- PROBLEM REQUIREMENTS:
Look over the lines below. Report each one that includes the string "Deep".

- RECORDS SUPPLIED:
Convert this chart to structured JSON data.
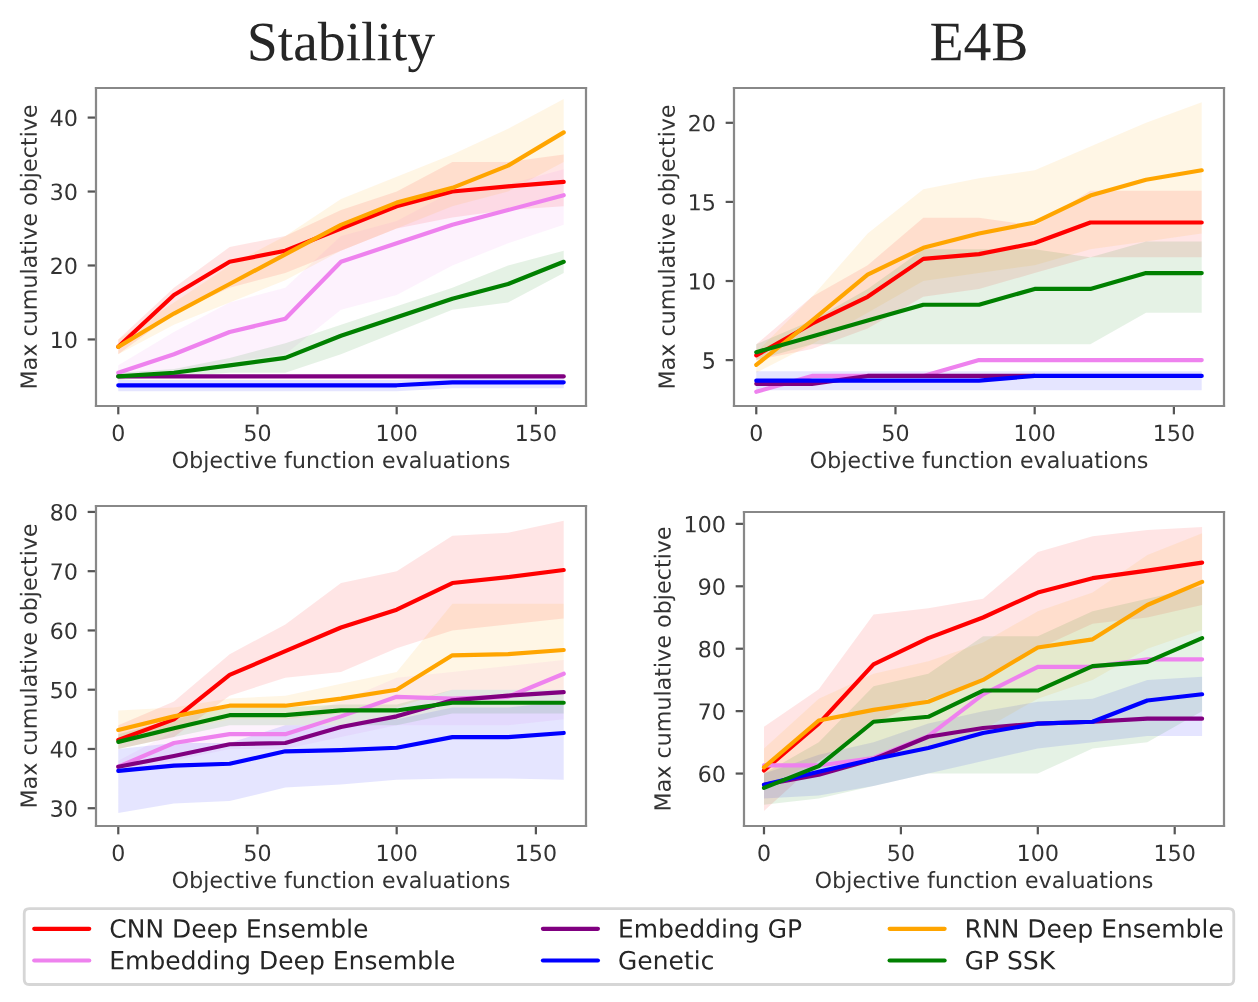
{
  "chart_data": [
    {
      "type": "line",
      "title": "Stability",
      "xlabel": "Objective function evaluations",
      "ylabel": "Max cumulative objective",
      "x": [
        0,
        20,
        40,
        60,
        80,
        100,
        120,
        140,
        160
      ],
      "xlim": [
        -8,
        168
      ],
      "xticks": [
        0,
        50,
        100,
        150
      ],
      "ylim": [
        1,
        44
      ],
      "yticks": [
        10,
        20,
        30,
        40
      ],
      "legend": "bottom",
      "series": [
        {
          "name": "CNN Deep Ensemble",
          "color": "#ff0000",
          "values": [
            9,
            16,
            20.5,
            22,
            25,
            28,
            30,
            30.7,
            31.3
          ],
          "lower": [
            8,
            13.5,
            17,
            19,
            22,
            25,
            26.5,
            27.5,
            28
          ],
          "upper": [
            10,
            17,
            22.5,
            24,
            27.5,
            30,
            34,
            34,
            35
          ]
        },
        {
          "name": "Embedding Deep Ensemble",
          "color": "#ee82ee",
          "values": [
            5.5,
            8,
            11,
            12.8,
            20.5,
            23,
            25.5,
            27.5,
            29.5
          ],
          "lower": [
            4.5,
            5.5,
            7,
            8,
            14,
            16,
            20,
            23,
            25.5
          ],
          "upper": [
            6.5,
            11,
            15,
            17,
            24,
            26,
            30,
            31,
            33
          ]
        },
        {
          "name": "Embedding GP",
          "color": "#800080",
          "values": [
            5,
            5,
            5,
            5,
            5,
            5,
            5,
            5,
            5
          ]
        },
        {
          "name": "Genetic",
          "color": "#0000ff",
          "values": [
            3.8,
            3.8,
            3.8,
            3.8,
            3.8,
            3.8,
            4.2,
            4.2,
            4.2
          ],
          "lower": [
            3,
            3,
            3,
            3,
            3,
            3,
            3.4,
            3.4,
            3.4
          ],
          "upper": [
            4.5,
            4.5,
            4.5,
            4.5,
            4.5,
            4.5,
            4.8,
            4.8,
            4.8
          ]
        },
        {
          "name": "RNN Deep Ensemble",
          "color": "#ffa500",
          "values": [
            9,
            13.5,
            17.5,
            21.5,
            25.5,
            28.5,
            30.5,
            33.5,
            38
          ],
          "lower": [
            8,
            12,
            15,
            18,
            22,
            25,
            28,
            30,
            34
          ],
          "upper": [
            10,
            15,
            20,
            24,
            29,
            32,
            35,
            38.5,
            42.5
          ]
        },
        {
          "name": "GP SSK",
          "color": "#008000",
          "values": [
            5,
            5.5,
            6.5,
            7.5,
            10.5,
            13,
            15.5,
            17.5,
            20.5
          ],
          "lower": [
            4.5,
            5,
            5.5,
            5.5,
            8,
            11,
            14,
            15,
            19
          ],
          "upper": [
            5.5,
            6,
            7.5,
            9.5,
            12,
            14.5,
            17,
            20,
            22
          ]
        }
      ]
    },
    {
      "type": "line",
      "title": "E4B",
      "xlabel": "Objective function evaluations",
      "ylabel": "Max cumulative objective",
      "x": [
        0,
        20,
        40,
        60,
        80,
        100,
        120,
        140,
        160
      ],
      "xlim": [
        -8,
        168
      ],
      "xticks": [
        0,
        50,
        100,
        150
      ],
      "ylim": [
        2.1,
        22.2
      ],
      "yticks": [
        5,
        10,
        15,
        20
      ],
      "series": [
        {
          "color": "#ff0000",
          "values": [
            5.3,
            7.3,
            9.0,
            11.4,
            11.7,
            12.4,
            13.7,
            13.7,
            13.7
          ],
          "lower": [
            5,
            5.7,
            7,
            9,
            9.5,
            10.5,
            11.5,
            11.5,
            11.5
          ],
          "upper": [
            6,
            9,
            11,
            14,
            14,
            13.5,
            15.7,
            15.7,
            15.7
          ]
        },
        {
          "color": "#ee82ee",
          "values": [
            3,
            4,
            4,
            4,
            5,
            5,
            5,
            5,
            5
          ]
        },
        {
          "color": "#800080",
          "values": [
            3.5,
            3.5,
            4,
            4,
            4,
            4,
            null,
            null,
            null
          ]
        },
        {
          "color": "#0000ff",
          "values": [
            3.7,
            3.7,
            3.7,
            3.7,
            3.7,
            4,
            4,
            4,
            4
          ],
          "lower": [
            3.1,
            3.1,
            3.1,
            3.1,
            3.1,
            3.1,
            3.1,
            3.1,
            3.1
          ],
          "upper": [
            4.3,
            4.3,
            4.3,
            4.3,
            4.3,
            4.3,
            4.3,
            4.3,
            4.3
          ]
        },
        {
          "color": "#ffa500",
          "values": [
            4.7,
            7.5,
            10.4,
            12.1,
            13.0,
            13.7,
            15.4,
            16.4,
            17.0
          ],
          "lower": [
            4.2,
            6,
            8,
            10,
            10.5,
            11,
            12,
            12.5,
            13
          ],
          "upper": [
            5.5,
            9,
            13,
            15.8,
            16.5,
            17,
            18.5,
            20,
            21.3
          ]
        },
        {
          "color": "#008000",
          "values": [
            5.5,
            6.5,
            7.5,
            8.5,
            8.5,
            9.5,
            9.5,
            10.5,
            10.5
          ],
          "lower": [
            5,
            6,
            6,
            6,
            6,
            6,
            6,
            8,
            8
          ],
          "upper": [
            6,
            7.5,
            9.5,
            12,
            12,
            12,
            11.5,
            12.5,
            12.5
          ]
        }
      ]
    },
    {
      "type": "line",
      "xlabel": "Objective function evaluations",
      "ylabel": "Max cumulative objective",
      "x": [
        0,
        20,
        40,
        60,
        80,
        100,
        120,
        140,
        160
      ],
      "xlim": [
        -8,
        168
      ],
      "xticks": [
        0,
        50,
        100,
        150
      ],
      "ylim": [
        27,
        81
      ],
      "yticks": [
        30,
        40,
        50,
        60,
        70,
        80
      ],
      "series": [
        {
          "color": "#ff0000",
          "values": [
            41.5,
            45,
            52.5,
            56.5,
            60.5,
            63.5,
            68,
            69,
            70.2
          ],
          "lower": [
            40,
            42,
            49,
            52,
            53,
            57,
            60,
            61,
            62
          ],
          "upper": [
            44,
            48,
            56,
            61,
            68,
            70,
            76,
            76.5,
            78.5
          ]
        },
        {
          "color": "#ee82ee",
          "values": [
            37,
            41,
            42.5,
            42.5,
            45.5,
            48.8,
            48.5,
            48.8,
            52.7
          ],
          "lower": [
            36,
            38,
            40,
            40,
            42,
            44,
            44,
            44,
            45
          ],
          "upper": [
            38,
            43,
            45,
            45,
            48,
            52,
            53,
            54,
            55
          ]
        },
        {
          "color": "#800080",
          "values": [
            37,
            38.8,
            40.8,
            41,
            43.7,
            45.5,
            48.2,
            49,
            49.6
          ]
        },
        {
          "color": "#0000ff",
          "values": [
            36.3,
            37.2,
            37.5,
            39.6,
            39.8,
            40.2,
            42,
            42,
            42.7
          ],
          "lower": [
            29.2,
            30.8,
            31.2,
            33.5,
            34,
            34.8,
            35,
            35,
            34.8
          ],
          "upper": [
            40,
            41,
            41,
            44,
            44,
            45,
            47,
            47,
            48
          ]
        },
        {
          "color": "#ffa500",
          "values": [
            43.2,
            45.5,
            47.3,
            47.3,
            48.5,
            50,
            55.8,
            56,
            56.7
          ],
          "lower": [
            41,
            43,
            45,
            45,
            46,
            47,
            50,
            50,
            50
          ],
          "upper": [
            46.5,
            47,
            48.5,
            49,
            51,
            53,
            64.5,
            64.5,
            64.5
          ]
        },
        {
          "color": "#008000",
          "values": [
            41.2,
            43.5,
            45.7,
            45.7,
            46.5,
            46.5,
            47.8,
            47.8,
            47.8
          ],
          "lower": [
            40,
            42,
            44,
            44,
            44,
            44,
            46,
            46,
            46
          ],
          "upper": [
            42.5,
            45,
            47,
            47,
            47.5,
            47.5,
            50,
            50,
            50
          ]
        }
      ]
    },
    {
      "type": "line",
      "xlabel": "Objective function evaluations",
      "ylabel": "Max cumulative objective",
      "x": [
        0,
        20,
        40,
        60,
        80,
        100,
        120,
        140,
        160
      ],
      "xlim": [
        -7.3,
        168
      ],
      "xticks": [
        0,
        50,
        100,
        150
      ],
      "ylim": [
        51.6,
        101.9
      ],
      "yticks": [
        60,
        70,
        80,
        90,
        100
      ],
      "series": [
        {
          "color": "#ff0000",
          "values": [
            60.5,
            68,
            77.5,
            81.7,
            85,
            89,
            91.3,
            92.5,
            93.8
          ],
          "lower": [
            54,
            62,
            68,
            72,
            75,
            80,
            84,
            85,
            87
          ],
          "upper": [
            67.5,
            73.5,
            85.5,
            86.5,
            88,
            95.5,
            98,
            99,
            99.5
          ]
        },
        {
          "color": "#ee82ee",
          "values": [
            61.3,
            61.3,
            62.5,
            66,
            72.7,
            77.1,
            77.1,
            78.3,
            78.3
          ]
        },
        {
          "color": "#800080",
          "values": [
            58.2,
            59.8,
            62.3,
            65.9,
            67.3,
            68,
            68.3,
            68.8,
            68.8
          ]
        },
        {
          "color": "#0000ff",
          "values": [
            58.2,
            60.3,
            62.3,
            64.1,
            66.5,
            68,
            68.3,
            71.7,
            72.7
          ],
          "lower": [
            56,
            56.5,
            58,
            60,
            62,
            64,
            65,
            66,
            66
          ],
          "upper": [
            60,
            63,
            65,
            68,
            70,
            71.5,
            72,
            75,
            75.5
          ]
        },
        {
          "color": "#ffa500",
          "values": [
            61,
            68.5,
            70.2,
            71.5,
            75,
            80.2,
            81.5,
            87,
            90.7
          ],
          "lower": [
            58,
            62,
            62,
            64,
            67,
            72,
            75,
            80,
            83
          ],
          "upper": [
            64,
            72,
            76,
            78,
            81,
            86,
            89,
            95,
            98.5
          ]
        },
        {
          "color": "#008000",
          "values": [
            57.7,
            61.2,
            68.3,
            69.1,
            73.3,
            73.3,
            77.2,
            77.9,
            81.7
          ],
          "lower": [
            55,
            56,
            58,
            60,
            60,
            60,
            64,
            65,
            70
          ],
          "upper": [
            60,
            65,
            74,
            76,
            82,
            82,
            86,
            88,
            90
          ]
        }
      ]
    }
  ]
}
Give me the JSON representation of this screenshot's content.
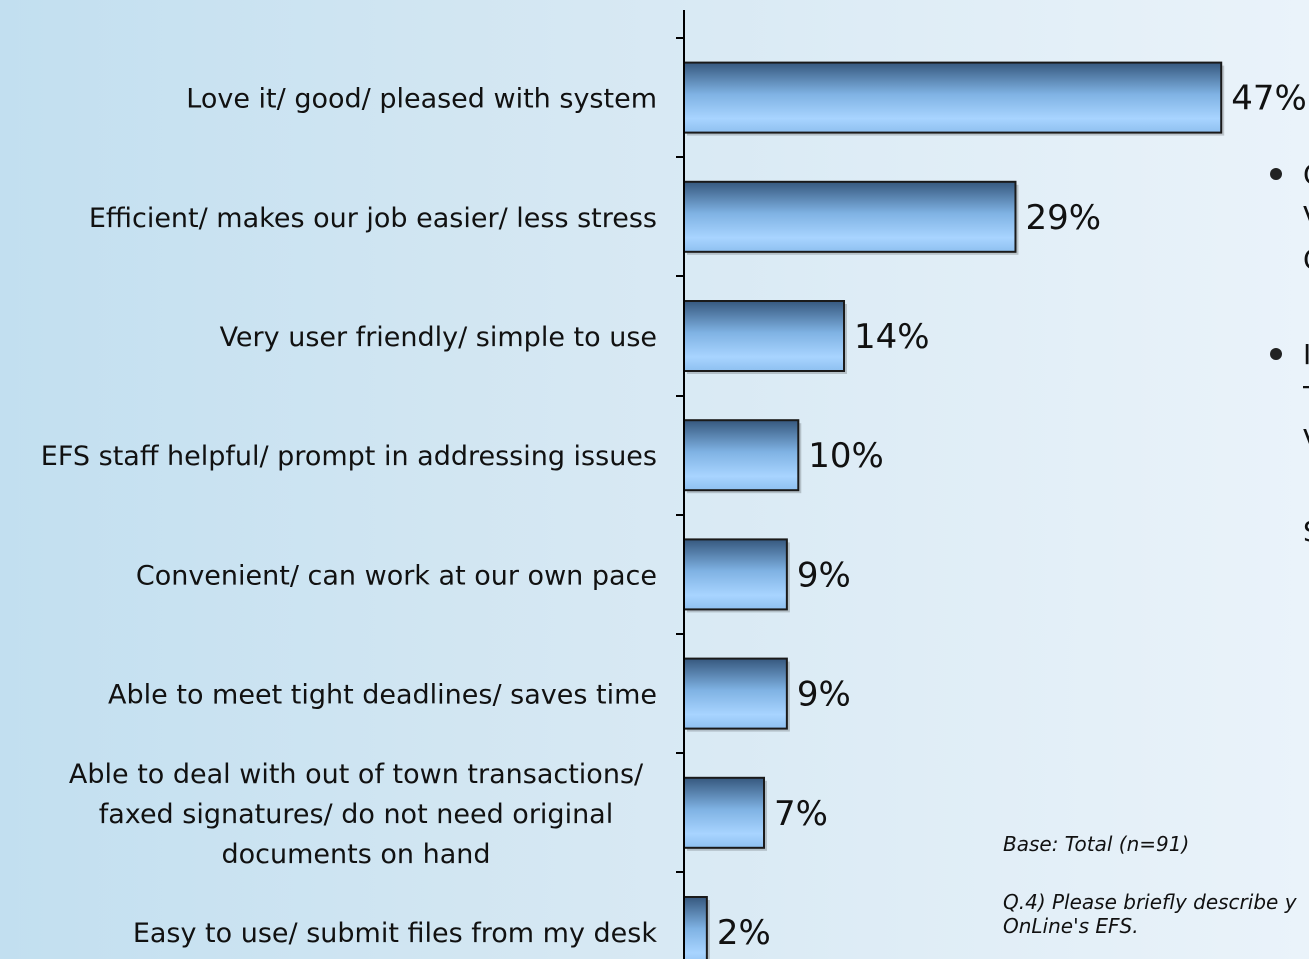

- TASK SOLUTION:
          "name": "CNN Deep Ensemble",
          "name": "Embedding Deep Ensemble",
          "name": "RNN Deep Ensemble",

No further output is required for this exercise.